Dataset items
++++

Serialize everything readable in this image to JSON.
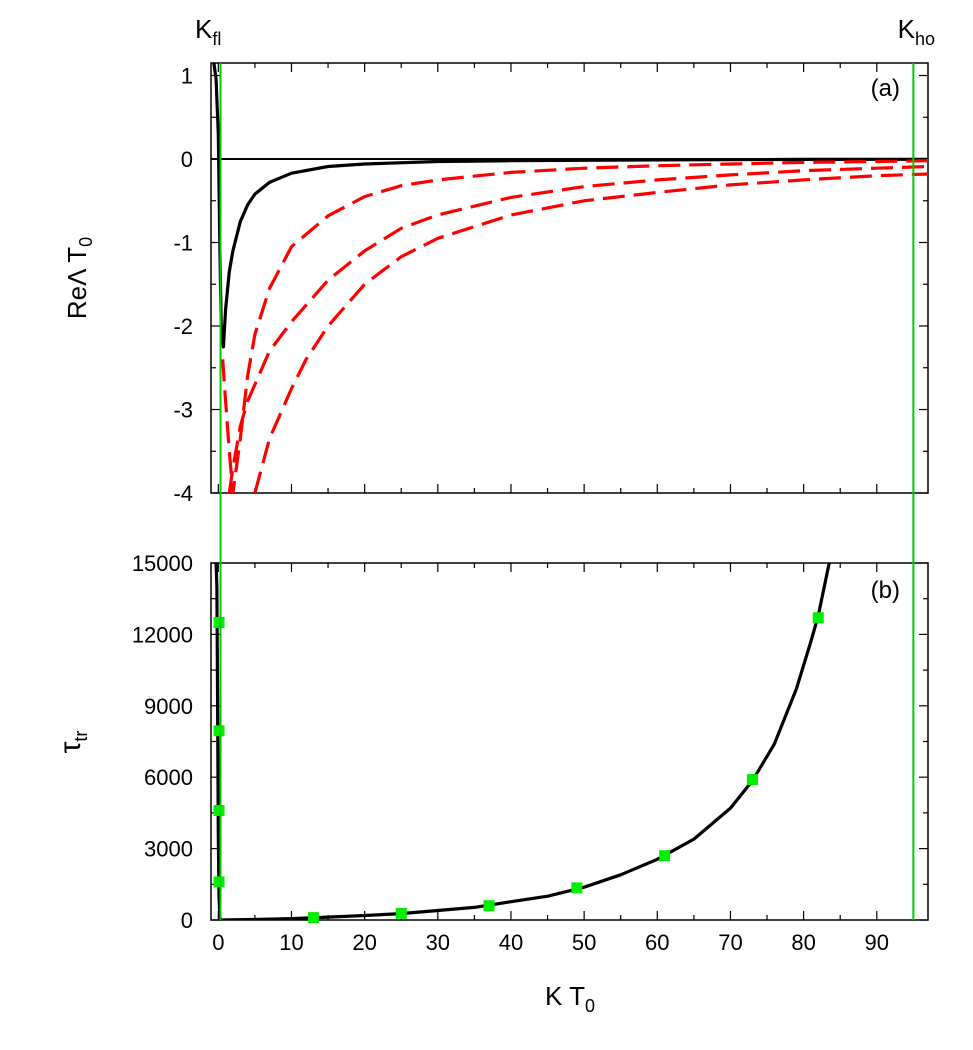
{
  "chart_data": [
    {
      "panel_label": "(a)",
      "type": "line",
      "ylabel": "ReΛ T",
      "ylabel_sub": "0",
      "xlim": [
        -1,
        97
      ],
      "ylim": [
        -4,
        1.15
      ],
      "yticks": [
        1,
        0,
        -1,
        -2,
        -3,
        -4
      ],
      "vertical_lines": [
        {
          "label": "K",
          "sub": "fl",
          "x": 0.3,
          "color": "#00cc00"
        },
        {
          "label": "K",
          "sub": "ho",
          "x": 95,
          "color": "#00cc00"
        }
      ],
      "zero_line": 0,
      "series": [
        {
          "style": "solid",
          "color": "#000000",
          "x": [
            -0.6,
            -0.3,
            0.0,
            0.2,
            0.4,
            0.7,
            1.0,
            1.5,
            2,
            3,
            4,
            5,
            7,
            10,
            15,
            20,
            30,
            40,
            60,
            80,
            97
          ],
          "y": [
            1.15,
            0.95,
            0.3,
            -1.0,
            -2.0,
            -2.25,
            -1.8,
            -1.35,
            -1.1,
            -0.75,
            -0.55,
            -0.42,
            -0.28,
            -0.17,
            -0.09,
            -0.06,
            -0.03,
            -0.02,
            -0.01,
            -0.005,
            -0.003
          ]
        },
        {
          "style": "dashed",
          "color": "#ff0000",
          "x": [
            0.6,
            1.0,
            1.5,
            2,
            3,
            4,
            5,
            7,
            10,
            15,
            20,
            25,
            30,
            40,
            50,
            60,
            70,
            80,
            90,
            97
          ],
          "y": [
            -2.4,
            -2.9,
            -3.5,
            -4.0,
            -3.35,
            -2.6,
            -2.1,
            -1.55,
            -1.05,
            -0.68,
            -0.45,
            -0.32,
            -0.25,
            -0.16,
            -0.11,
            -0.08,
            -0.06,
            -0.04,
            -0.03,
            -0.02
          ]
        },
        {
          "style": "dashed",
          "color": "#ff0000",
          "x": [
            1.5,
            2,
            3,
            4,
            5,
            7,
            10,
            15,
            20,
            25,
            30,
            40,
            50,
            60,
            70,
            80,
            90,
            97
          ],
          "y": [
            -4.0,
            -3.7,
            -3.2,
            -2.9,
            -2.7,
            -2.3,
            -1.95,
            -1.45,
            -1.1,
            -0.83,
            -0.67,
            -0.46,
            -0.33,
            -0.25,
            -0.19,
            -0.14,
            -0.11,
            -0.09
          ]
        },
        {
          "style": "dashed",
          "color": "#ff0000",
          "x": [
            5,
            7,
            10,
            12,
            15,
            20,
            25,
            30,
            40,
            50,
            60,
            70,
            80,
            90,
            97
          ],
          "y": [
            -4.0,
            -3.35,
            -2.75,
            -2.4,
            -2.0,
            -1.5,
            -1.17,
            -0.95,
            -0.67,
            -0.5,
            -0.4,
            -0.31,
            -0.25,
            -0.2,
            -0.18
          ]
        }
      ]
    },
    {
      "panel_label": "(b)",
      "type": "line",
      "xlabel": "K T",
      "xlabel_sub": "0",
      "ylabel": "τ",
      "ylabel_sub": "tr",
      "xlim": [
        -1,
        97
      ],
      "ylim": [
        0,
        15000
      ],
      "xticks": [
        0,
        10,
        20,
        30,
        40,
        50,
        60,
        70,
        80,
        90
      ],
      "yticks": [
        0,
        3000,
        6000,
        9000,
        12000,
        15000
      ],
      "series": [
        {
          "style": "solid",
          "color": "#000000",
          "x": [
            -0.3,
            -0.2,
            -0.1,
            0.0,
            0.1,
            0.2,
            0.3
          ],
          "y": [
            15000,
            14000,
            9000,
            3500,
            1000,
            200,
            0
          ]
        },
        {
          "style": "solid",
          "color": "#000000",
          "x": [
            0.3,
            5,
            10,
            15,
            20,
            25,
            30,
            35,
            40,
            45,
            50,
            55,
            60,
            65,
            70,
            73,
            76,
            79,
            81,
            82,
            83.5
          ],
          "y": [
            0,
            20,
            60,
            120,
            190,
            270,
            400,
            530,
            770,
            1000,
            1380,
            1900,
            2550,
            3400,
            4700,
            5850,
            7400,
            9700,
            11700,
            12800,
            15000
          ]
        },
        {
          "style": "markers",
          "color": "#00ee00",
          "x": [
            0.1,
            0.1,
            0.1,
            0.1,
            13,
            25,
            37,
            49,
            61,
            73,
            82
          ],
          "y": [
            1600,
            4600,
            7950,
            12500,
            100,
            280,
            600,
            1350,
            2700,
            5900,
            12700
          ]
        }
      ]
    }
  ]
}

++++

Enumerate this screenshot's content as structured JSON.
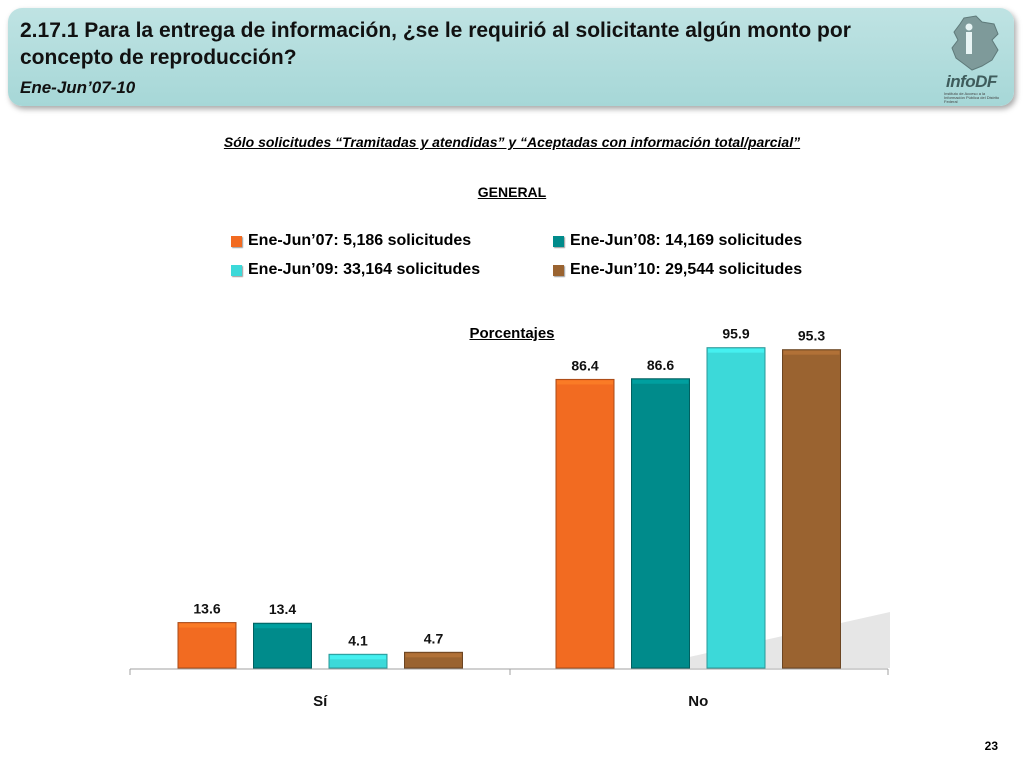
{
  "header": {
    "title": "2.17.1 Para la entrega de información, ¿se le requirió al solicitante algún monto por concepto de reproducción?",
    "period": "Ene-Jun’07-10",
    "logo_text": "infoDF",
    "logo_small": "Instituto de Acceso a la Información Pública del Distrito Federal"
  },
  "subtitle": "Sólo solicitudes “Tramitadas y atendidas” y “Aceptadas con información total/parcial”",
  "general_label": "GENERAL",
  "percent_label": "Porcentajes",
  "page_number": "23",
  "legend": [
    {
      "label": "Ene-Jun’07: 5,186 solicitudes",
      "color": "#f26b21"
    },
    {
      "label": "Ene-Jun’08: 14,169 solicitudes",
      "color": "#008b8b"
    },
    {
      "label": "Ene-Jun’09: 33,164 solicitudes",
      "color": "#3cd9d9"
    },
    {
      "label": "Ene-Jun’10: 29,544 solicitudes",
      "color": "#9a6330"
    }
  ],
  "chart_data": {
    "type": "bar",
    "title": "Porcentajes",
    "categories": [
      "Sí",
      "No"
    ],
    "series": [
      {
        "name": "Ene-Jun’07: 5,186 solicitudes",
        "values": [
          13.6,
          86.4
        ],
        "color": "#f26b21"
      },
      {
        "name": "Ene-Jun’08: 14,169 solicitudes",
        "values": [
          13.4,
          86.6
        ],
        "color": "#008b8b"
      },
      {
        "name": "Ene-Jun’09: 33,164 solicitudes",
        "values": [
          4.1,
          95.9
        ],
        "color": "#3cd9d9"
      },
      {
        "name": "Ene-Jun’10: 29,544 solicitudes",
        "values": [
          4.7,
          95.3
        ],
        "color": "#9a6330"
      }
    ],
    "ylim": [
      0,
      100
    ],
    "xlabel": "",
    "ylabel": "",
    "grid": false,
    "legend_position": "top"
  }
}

++++

Search the records for the string "JSON" and return every line in which it occurs.

Serialize everything readable in this image to JSON.
Enumerate this screenshot's content as structured JSON.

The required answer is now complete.